▶ _Exercise_
Each entry in the listing below should be restated word for word.

* start Data for this exercise *

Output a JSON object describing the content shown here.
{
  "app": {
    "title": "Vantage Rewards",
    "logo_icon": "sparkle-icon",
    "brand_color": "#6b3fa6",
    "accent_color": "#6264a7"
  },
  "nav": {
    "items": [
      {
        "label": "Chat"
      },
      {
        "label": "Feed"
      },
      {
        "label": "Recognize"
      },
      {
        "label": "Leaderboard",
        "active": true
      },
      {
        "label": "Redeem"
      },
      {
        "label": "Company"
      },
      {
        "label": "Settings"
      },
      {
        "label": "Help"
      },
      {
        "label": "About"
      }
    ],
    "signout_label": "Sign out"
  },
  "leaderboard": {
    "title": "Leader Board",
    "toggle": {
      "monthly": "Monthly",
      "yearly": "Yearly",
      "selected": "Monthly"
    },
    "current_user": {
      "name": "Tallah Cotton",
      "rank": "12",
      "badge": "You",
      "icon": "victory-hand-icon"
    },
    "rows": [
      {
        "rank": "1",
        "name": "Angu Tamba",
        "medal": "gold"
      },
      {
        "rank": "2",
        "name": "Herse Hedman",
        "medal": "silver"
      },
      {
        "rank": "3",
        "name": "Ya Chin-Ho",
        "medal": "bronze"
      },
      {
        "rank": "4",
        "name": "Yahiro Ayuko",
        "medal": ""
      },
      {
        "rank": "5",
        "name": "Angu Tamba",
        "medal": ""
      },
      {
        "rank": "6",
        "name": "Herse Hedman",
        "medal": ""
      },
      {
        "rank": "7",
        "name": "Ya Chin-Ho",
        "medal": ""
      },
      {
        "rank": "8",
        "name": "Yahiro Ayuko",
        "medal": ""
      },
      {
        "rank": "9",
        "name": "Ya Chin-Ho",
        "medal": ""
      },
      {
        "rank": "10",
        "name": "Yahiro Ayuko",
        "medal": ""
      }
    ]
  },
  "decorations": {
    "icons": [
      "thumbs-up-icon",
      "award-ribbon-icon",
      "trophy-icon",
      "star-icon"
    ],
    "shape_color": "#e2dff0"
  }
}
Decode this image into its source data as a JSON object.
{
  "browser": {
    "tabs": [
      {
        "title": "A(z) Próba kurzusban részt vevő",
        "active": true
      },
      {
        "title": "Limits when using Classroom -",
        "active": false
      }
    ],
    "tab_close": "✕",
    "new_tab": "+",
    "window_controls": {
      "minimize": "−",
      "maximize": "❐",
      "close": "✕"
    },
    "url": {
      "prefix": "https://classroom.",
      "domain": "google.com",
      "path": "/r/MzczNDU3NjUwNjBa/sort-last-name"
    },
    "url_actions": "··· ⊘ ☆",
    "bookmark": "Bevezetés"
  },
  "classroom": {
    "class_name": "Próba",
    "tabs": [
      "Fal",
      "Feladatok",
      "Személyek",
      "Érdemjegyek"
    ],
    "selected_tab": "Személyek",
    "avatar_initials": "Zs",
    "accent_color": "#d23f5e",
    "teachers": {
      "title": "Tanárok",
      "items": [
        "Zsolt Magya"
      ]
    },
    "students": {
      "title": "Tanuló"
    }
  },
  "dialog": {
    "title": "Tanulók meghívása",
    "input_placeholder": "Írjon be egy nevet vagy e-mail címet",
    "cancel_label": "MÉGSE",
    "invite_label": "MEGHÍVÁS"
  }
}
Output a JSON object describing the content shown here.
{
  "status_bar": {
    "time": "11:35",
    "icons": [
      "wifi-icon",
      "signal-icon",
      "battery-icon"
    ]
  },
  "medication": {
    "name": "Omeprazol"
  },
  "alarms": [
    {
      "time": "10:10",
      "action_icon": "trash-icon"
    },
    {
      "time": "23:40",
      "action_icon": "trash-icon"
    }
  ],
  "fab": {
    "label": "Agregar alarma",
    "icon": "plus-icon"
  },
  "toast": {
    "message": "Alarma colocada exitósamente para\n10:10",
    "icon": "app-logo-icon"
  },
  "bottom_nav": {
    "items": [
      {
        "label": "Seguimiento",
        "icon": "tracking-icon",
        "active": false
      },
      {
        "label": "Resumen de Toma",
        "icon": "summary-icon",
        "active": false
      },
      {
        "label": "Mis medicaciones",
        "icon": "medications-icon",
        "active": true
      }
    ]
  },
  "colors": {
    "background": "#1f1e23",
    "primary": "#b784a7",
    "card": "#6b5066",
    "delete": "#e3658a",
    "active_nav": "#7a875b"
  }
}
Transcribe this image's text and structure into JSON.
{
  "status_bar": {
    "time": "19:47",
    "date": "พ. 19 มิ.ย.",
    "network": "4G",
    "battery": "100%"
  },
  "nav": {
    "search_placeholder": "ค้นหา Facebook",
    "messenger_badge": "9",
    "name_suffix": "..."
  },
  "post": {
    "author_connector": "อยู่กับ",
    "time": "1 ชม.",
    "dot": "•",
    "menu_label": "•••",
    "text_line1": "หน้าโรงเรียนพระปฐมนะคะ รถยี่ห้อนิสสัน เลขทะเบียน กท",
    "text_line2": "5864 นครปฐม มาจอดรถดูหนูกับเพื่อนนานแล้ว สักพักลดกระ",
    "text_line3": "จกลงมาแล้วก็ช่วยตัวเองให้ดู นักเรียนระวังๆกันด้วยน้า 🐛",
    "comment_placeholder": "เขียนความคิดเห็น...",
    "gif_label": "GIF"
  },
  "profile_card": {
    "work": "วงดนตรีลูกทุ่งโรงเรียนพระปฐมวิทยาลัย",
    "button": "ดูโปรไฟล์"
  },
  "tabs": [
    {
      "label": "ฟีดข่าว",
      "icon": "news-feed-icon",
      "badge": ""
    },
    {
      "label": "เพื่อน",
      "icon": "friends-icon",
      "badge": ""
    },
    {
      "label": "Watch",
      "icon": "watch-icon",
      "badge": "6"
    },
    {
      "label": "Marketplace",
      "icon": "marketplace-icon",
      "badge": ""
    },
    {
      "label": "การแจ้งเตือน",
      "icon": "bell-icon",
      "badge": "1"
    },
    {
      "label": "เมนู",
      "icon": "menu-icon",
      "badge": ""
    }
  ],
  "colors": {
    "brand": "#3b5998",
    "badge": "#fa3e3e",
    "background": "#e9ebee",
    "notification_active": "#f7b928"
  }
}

* end Data for this exercise *

▶ _Result_
Output a JSON object describing the content shown here.
{
  "app": {
    "title": "Vantage Rewards",
    "logo_icon": "sparkle-icon",
    "brand_color": "#6b3fa6",
    "accent_color": "#6264a7"
  },
  "nav": {
    "items": [
      {
        "label": "Chat"
      },
      {
        "label": "Feed"
      },
      {
        "label": "Recognize"
      },
      {
        "label": "Leaderboard",
        "active": true
      },
      {
        "label": "Redeem"
      },
      {
        "label": "Company"
      },
      {
        "label": "Settings"
      },
      {
        "label": "Help"
      },
      {
        "label": "About"
      }
    ],
    "signout_label": "Sign out"
  },
  "leaderboard": {
    "title": "Leader Board",
    "toggle": {
      "monthly": "Monthly",
      "yearly": "Yearly",
      "selected": "Monthly"
    },
    "current_user": {
      "name": "Tallah Cotton",
      "rank": "12",
      "badge": "You",
      "icon": "victory-hand-icon"
    },
    "rows": [
      {
        "rank": "1",
        "name": "Angu Tamba",
        "medal": "gold"
      },
      {
        "rank": "2",
        "name": "Herse Hedman",
        "medal": "silver"
      },
      {
        "rank": "3",
        "name": "Ya Chin-Ho",
        "medal": "bronze"
      },
      {
        "rank": "4",
        "name": "Yahiro Ayuko",
        "medal": ""
      },
      {
        "rank": "5",
        "name": "Angu Tamba",
        "medal": ""
      },
      {
        "rank": "6",
        "name": "Herse Hedman",
        "medal": ""
      },
      {
        "rank": "7",
        "name": "Ya Chin-Ho",
        "medal": ""
      },
      {
        "rank": "8",
        "name": "Yahiro Ayuko",
        "medal": ""
      },
      {
        "rank": "9",
        "name": "Ya Chin-Ho",
        "medal": ""
      },
      {
        "rank": "10",
        "name": "Yahiro Ayuko",
        "medal": ""
      }
    ]
  },
  "decorations": {
    "icons": [
      "thumbs-up-icon",
      "award-ribbon-icon",
      "trophy-icon",
      "star-icon"
    ],
    "shape_color": "#e2dff0"
  }
}
Decode this image into its source data as a JSON object.
{
  "browser": {
    "tabs": [
      {
        "title": "A(z) Próba kurzusban részt vevő",
        "active": true
      },
      {
        "title": "Limits when using Classroom -",
        "active": false
      }
    ],
    "tab_close": "✕",
    "new_tab": "+",
    "window_controls": {
      "minimize": "−",
      "maximize": "❐",
      "close": "✕"
    },
    "url": {
      "prefix": "https://classroom.",
      "domain": "google.com",
      "path": "/r/MzczNDU3NjUwNjBa/sort-last-name"
    },
    "url_actions": "··· ⊘ ☆",
    "bookmark": "Bevezetés"
  },
  "classroom": {
    "class_name": "Próba",
    "tabs": [
      "Fal",
      "Feladatok",
      "Személyek",
      "Érdemjegyek"
    ],
    "selected_tab": "Személyek",
    "avatar_initials": "Zs",
    "accent_color": "#d23f5e",
    "teachers": {
      "title": "Tanárok",
      "items": [
        "Zsolt Magya"
      ]
    },
    "students": {
      "title": "Tanuló"
    }
  },
  "dialog": {
    "title": "Tanulók meghívása",
    "input_placeholder": "Írjon be egy nevet vagy e-mail címet",
    "cancel_label": "MÉGSE",
    "invite_label": "MEGHÍVÁS"
  }
}
Output a JSON object describing the content shown here.
{
  "status_bar": {
    "time": "11:35",
    "icons": [
      "wifi-icon",
      "signal-icon",
      "battery-icon"
    ]
  },
  "medication": {
    "name": "Omeprazol"
  },
  "alarms": [
    {
      "time": "10:10",
      "action_icon": "trash-icon"
    },
    {
      "time": "23:40",
      "action_icon": "trash-icon"
    }
  ],
  "fab": {
    "label": "Agregar alarma",
    "icon": "plus-icon"
  },
  "toast": {
    "message": "Alarma colocada exitósamente para\n10:10",
    "icon": "app-logo-icon"
  },
  "bottom_nav": {
    "items": [
      {
        "label": "Seguimiento",
        "icon": "tracking-icon",
        "active": false
      },
      {
        "label": "Resumen de Toma",
        "icon": "summary-icon",
        "active": false
      },
      {
        "label": "Mis medicaciones",
        "icon": "medications-icon",
        "active": true
      }
    ]
  },
  "colors": {
    "background": "#1f1e23",
    "primary": "#b784a7",
    "card": "#6b5066",
    "delete": "#e3658a",
    "active_nav": "#7a875b"
  }
}
Transcribe this image's text and structure into JSON.
{
  "status_bar": {
    "time": "19:47",
    "date": "พ. 19 มิ.ย.",
    "network": "4G",
    "battery": "100%"
  },
  "nav": {
    "search_placeholder": "ค้นหา Facebook",
    "messenger_badge": "9",
    "name_suffix": "..."
  },
  "post": {
    "author_connector": "อยู่กับ",
    "time": "1 ชม.",
    "dot": "•",
    "menu_label": "•••",
    "text_line1": "หน้าโรงเรียนพระปฐมนะคะ รถยี่ห้อนิสสัน เลขทะเบียน กท",
    "text_line2": "5864 นครปฐม มาจอดรถดูหนูกับเพื่อนนานแล้ว สักพักลดกระ",
    "text_line3": "จกลงมาแล้วก็ช่วยตัวเองให้ดู นักเรียนระวังๆกันด้วยน้า 🐛",
    "comment_placeholder": "เขียนความคิดเห็น...",
    "gif_label": "GIF"
  },
  "profile_card": {
    "work": "วงดนตรีลูกทุ่งโรงเรียนพระปฐมวิทยาลัย",
    "button": "ดูโปรไฟล์"
  },
  "tabs": [
    {
      "label": "ฟีดข่าว",
      "icon": "news-feed-icon",
      "badge": ""
    },
    {
      "label": "เพื่อน",
      "icon": "friends-icon",
      "badge": ""
    },
    {
      "label": "Watch",
      "icon": "watch-icon",
      "badge": "6"
    },
    {
      "label": "Marketplace",
      "icon": "marketplace-icon",
      "badge": ""
    },
    {
      "label": "การแจ้งเตือน",
      "icon": "bell-icon",
      "badge": "1"
    },
    {
      "label": "เมนู",
      "icon": "menu-icon",
      "badge": ""
    }
  ],
  "colors": {
    "brand": "#3b5998",
    "badge": "#fa3e3e",
    "background": "#e9ebee",
    "notification_active": "#f7b928"
  }
}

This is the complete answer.